- ROWS
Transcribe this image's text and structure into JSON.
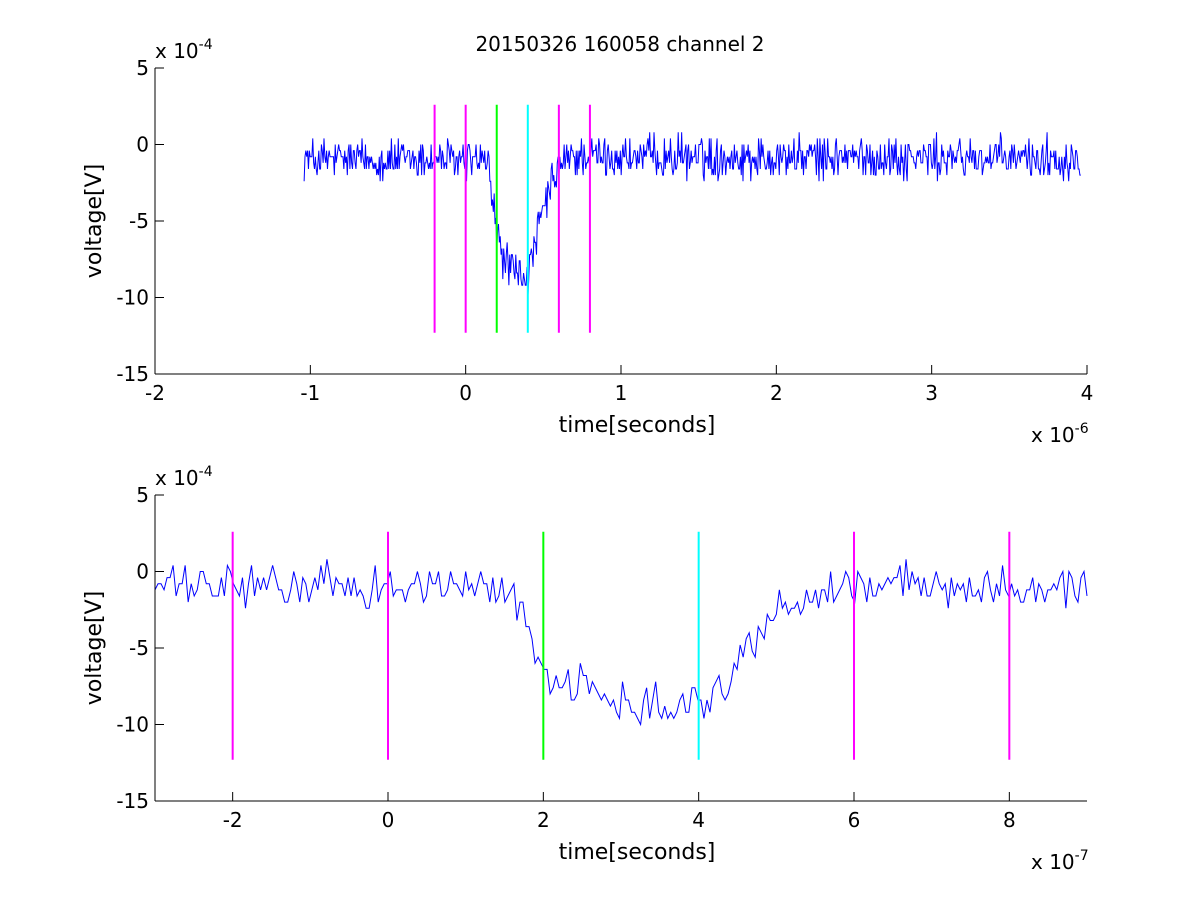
{
  "figure": {
    "title": "20150326 160058 channel 2"
  },
  "chart_data": [
    {
      "type": "line",
      "title": "20150326 160058 channel 2",
      "xlabel": "time[seconds]",
      "ylabel": "voltage[V]",
      "x_exponent": "x 10",
      "x_exponent_power": "-6",
      "y_exponent": "x 10",
      "y_exponent_power": "-4",
      "xlim": [
        -2,
        4
      ],
      "ylim": [
        -15,
        5
      ],
      "xticks": [
        -2,
        -1,
        0,
        1,
        2,
        3,
        4
      ],
      "xtick_labels": [
        "-2",
        "-1",
        "0",
        "1",
        "2",
        "3",
        "4"
      ],
      "yticks": [
        -15,
        -10,
        -5,
        0,
        5
      ],
      "ytick_labels": [
        "-15",
        "-10",
        "-5",
        "0",
        "5"
      ],
      "grid": false,
      "series": [
        {
          "color": "#0000ff",
          "x_range": [
            -1.04,
            3.96
          ],
          "noise_amplitude": 1.1,
          "sample_count": 900,
          "x": [
            -1.04,
            0.08,
            0.15,
            0.2,
            0.25,
            0.34,
            0.4,
            0.46,
            0.52,
            0.6,
            0.7,
            3.96
          ],
          "y": [
            -1.0,
            -1.0,
            -1.5,
            -6.0,
            -7.5,
            -8.5,
            -8.8,
            -6.0,
            -3.5,
            -1.5,
            -0.8,
            -0.9
          ]
        }
      ],
      "markers": [
        {
          "x": -0.2,
          "color": "#ff00ff",
          "y_range": [
            -12.3,
            2.6
          ]
        },
        {
          "x": 0.0,
          "color": "#ff00ff",
          "y_range": [
            -12.3,
            2.6
          ]
        },
        {
          "x": 0.2,
          "color": "#00ff00",
          "y_range": [
            -12.3,
            2.6
          ]
        },
        {
          "x": 0.4,
          "color": "#00ffff",
          "y_range": [
            -12.3,
            2.6
          ]
        },
        {
          "x": 0.6,
          "color": "#ff00ff",
          "y_range": [
            -12.3,
            2.6
          ]
        },
        {
          "x": 0.8,
          "color": "#ff00ff",
          "y_range": [
            -12.3,
            2.6
          ]
        }
      ]
    },
    {
      "type": "line",
      "title": "",
      "xlabel": "time[seconds]",
      "ylabel": "voltage[V]",
      "x_exponent": "x 10",
      "x_exponent_power": "-7",
      "y_exponent": "x 10",
      "y_exponent_power": "-4",
      "xlim": [
        -3,
        9
      ],
      "ylim": [
        -15,
        5
      ],
      "xticks": [
        -2,
        0,
        2,
        4,
        6,
        8
      ],
      "xtick_labels": [
        "-2",
        "0",
        "2",
        "4",
        "6",
        "8"
      ],
      "yticks": [
        -15,
        -10,
        -5,
        0,
        5
      ],
      "ytick_labels": [
        "-15",
        "-10",
        "-5",
        "0",
        "5"
      ],
      "grid": false,
      "series": [
        {
          "color": "#0000ff",
          "x_range": [
            -3,
            9
          ],
          "noise_amplitude": 1.1,
          "sample_count": 310,
          "x": [
            -3,
            1.5,
            1.7,
            2.0,
            2.4,
            3.0,
            3.6,
            4.0,
            4.4,
            4.6,
            5.0,
            5.6,
            6.0,
            9.0
          ],
          "y": [
            -1.0,
            -1.0,
            -2.5,
            -6.5,
            -7.5,
            -8.5,
            -8.5,
            -8.5,
            -7.5,
            -5.0,
            -2.5,
            -1.2,
            -0.9,
            -0.9
          ]
        }
      ],
      "markers": [
        {
          "x": -2,
          "color": "#ff00ff",
          "y_range": [
            -12.3,
            2.6
          ]
        },
        {
          "x": 0,
          "color": "#ff00ff",
          "y_range": [
            -12.3,
            2.6
          ]
        },
        {
          "x": 2,
          "color": "#00ff00",
          "y_range": [
            -12.3,
            2.6
          ]
        },
        {
          "x": 4,
          "color": "#00ffff",
          "y_range": [
            -12.3,
            2.6
          ]
        },
        {
          "x": 6,
          "color": "#ff00ff",
          "y_range": [
            -12.3,
            2.6
          ]
        },
        {
          "x": 8,
          "color": "#ff00ff",
          "y_range": [
            -12.3,
            2.6
          ]
        }
      ]
    }
  ]
}
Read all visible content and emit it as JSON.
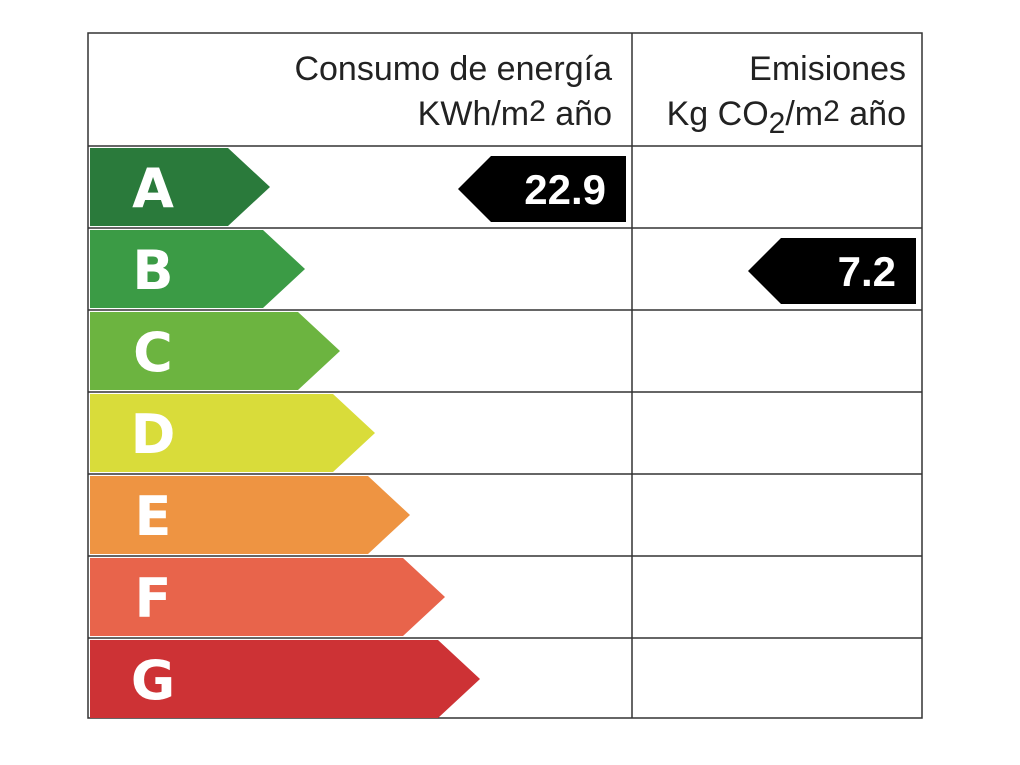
{
  "header": {
    "energy_title": "Consumo de energía",
    "energy_unit": [
      "KWh/m",
      "2",
      " año"
    ],
    "emissions_title": "Emisiones",
    "emissions_unit": [
      "Kg CO",
      "2",
      "/m",
      "2",
      " año"
    ]
  },
  "ratings": [
    {
      "letter": "A",
      "color": "#2a7a3b"
    },
    {
      "letter": "B",
      "color": "#3b9b45"
    },
    {
      "letter": "C",
      "color": "#6cb440"
    },
    {
      "letter": "D",
      "color": "#d9dc3a"
    },
    {
      "letter": "E",
      "color": "#ee9442"
    },
    {
      "letter": "F",
      "color": "#e8644b"
    },
    {
      "letter": "G",
      "color": "#cd3235"
    }
  ],
  "energy": {
    "rating": "A",
    "value": 22.9
  },
  "emissions": {
    "rating": "B",
    "value": 7.2
  }
}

- EXERCISE PROMPT
Copy out each record shown above without alteration, skipping any picture.

- SOLUTION TO THE PROBLEM
Transcribe this image's text and structure into JSON.
{
  "figure": {
    "title": "20150326 160058 channel 2"
  },
  "chart_data": [
    {
      "type": "line",
      "title": "20150326 160058 channel 2",
      "xlabel": "time[seconds]",
      "ylabel": "voltage[V]",
      "x_exponent": "x 10",
      "x_exponent_power": "-6",
      "y_exponent": "x 10",
      "y_exponent_power": "-4",
      "xlim": [
        -2,
        4
      ],
      "ylim": [
        -15,
        5
      ],
      "xticks": [
        -2,
        -1,
        0,
        1,
        2,
        3,
        4
      ],
      "xtick_labels": [
        "-2",
        "-1",
        "0",
        "1",
        "2",
        "3",
        "4"
      ],
      "yticks": [
        -15,
        -10,
        -5,
        0,
        5
      ],
      "ytick_labels": [
        "-15",
        "-10",
        "-5",
        "0",
        "5"
      ],
      "grid": false,
      "series": [
        {
          "color": "#0000ff",
          "x_range": [
            -1.04,
            3.96
          ],
          "noise_amplitude": 1.1,
          "sample_count": 900,
          "x": [
            -1.04,
            0.08,
            0.15,
            0.2,
            0.25,
            0.34,
            0.4,
            0.46,
            0.52,
            0.6,
            0.7,
            3.96
          ],
          "y": [
            -1.0,
            -1.0,
            -1.5,
            -6.0,
            -7.5,
            -8.5,
            -8.8,
            -6.0,
            -3.5,
            -1.5,
            -0.8,
            -0.9
          ]
        }
      ],
      "markers": [
        {
          "x": -0.2,
          "color": "#ff00ff",
          "y_range": [
            -12.3,
            2.6
          ]
        },
        {
          "x": 0.0,
          "color": "#ff00ff",
          "y_range": [
            -12.3,
            2.6
          ]
        },
        {
          "x": 0.2,
          "color": "#00ff00",
          "y_range": [
            -12.3,
            2.6
          ]
        },
        {
          "x": 0.4,
          "color": "#00ffff",
          "y_range": [
            -12.3,
            2.6
          ]
        },
        {
          "x": 0.6,
          "color": "#ff00ff",
          "y_range": [
            -12.3,
            2.6
          ]
        },
        {
          "x": 0.8,
          "color": "#ff00ff",
          "y_range": [
            -12.3,
            2.6
          ]
        }
      ]
    },
    {
      "type": "line",
      "title": "",
      "xlabel": "time[seconds]",
      "ylabel": "voltage[V]",
      "x_exponent": "x 10",
      "x_exponent_power": "-7",
      "y_exponent": "x 10",
      "y_exponent_power": "-4",
      "xlim": [
        -3,
        9
      ],
      "ylim": [
        -15,
        5
      ],
      "xticks": [
        -2,
        0,
        2,
        4,
        6,
        8
      ],
      "xtick_labels": [
        "-2",
        "0",
        "2",
        "4",
        "6",
        "8"
      ],
      "yticks": [
        -15,
        -10,
        -5,
        0,
        5
      ],
      "ytick_labels": [
        "-15",
        "-10",
        "-5",
        "0",
        "5"
      ],
      "grid": false,
      "series": [
        {
          "color": "#0000ff",
          "x_range": [
            -3,
            9
          ],
          "noise_amplitude": 1.1,
          "sample_count": 310,
          "x": [
            -3,
            1.5,
            1.7,
            2.0,
            2.4,
            3.0,
            3.6,
            4.0,
            4.4,
            4.6,
            5.0,
            5.6,
            6.0,
            9.0
          ],
          "y": [
            -1.0,
            -1.0,
            -2.5,
            -6.5,
            -7.5,
            -8.5,
            -8.5,
            -8.5,
            -7.5,
            -5.0,
            -2.5,
            -1.2,
            -0.9,
            -0.9
          ]
        }
      ],
      "markers": [
        {
          "x": -2,
          "color": "#ff00ff",
          "y_range": [
            -12.3,
            2.6
          ]
        },
        {
          "x": 0,
          "color": "#ff00ff",
          "y_range": [
            -12.3,
            2.6
          ]
        },
        {
          "x": 2,
          "color": "#00ff00",
          "y_range": [
            -12.3,
            2.6
          ]
        },
        {
          "x": 4,
          "color": "#00ffff",
          "y_range": [
            -12.3,
            2.6
          ]
        },
        {
          "x": 6,
          "color": "#ff00ff",
          "y_range": [
            -12.3,
            2.6
          ]
        },
        {
          "x": 8,
          "color": "#ff00ff",
          "y_range": [
            -12.3,
            2.6
          ]
        }
      ]
    }
  ]
}
Read all visible content and emit it as JSON.
{
  "header": {
    "energy_title": "Consumo de energía",
    "energy_unit": [
      "KWh/m",
      "2",
      " año"
    ],
    "emissions_title": "Emisiones",
    "emissions_unit": [
      "Kg CO",
      "2",
      "/m",
      "2",
      " año"
    ]
  },
  "ratings": [
    {
      "letter": "A",
      "color": "#2a7a3b"
    },
    {
      "letter": "B",
      "color": "#3b9b45"
    },
    {
      "letter": "C",
      "color": "#6cb440"
    },
    {
      "letter": "D",
      "color": "#d9dc3a"
    },
    {
      "letter": "E",
      "color": "#ee9442"
    },
    {
      "letter": "F",
      "color": "#e8644b"
    },
    {
      "letter": "G",
      "color": "#cd3235"
    }
  ],
  "energy": {
    "rating": "A",
    "value": 22.9
  },
  "emissions": {
    "rating": "B",
    "value": 7.2
  }
}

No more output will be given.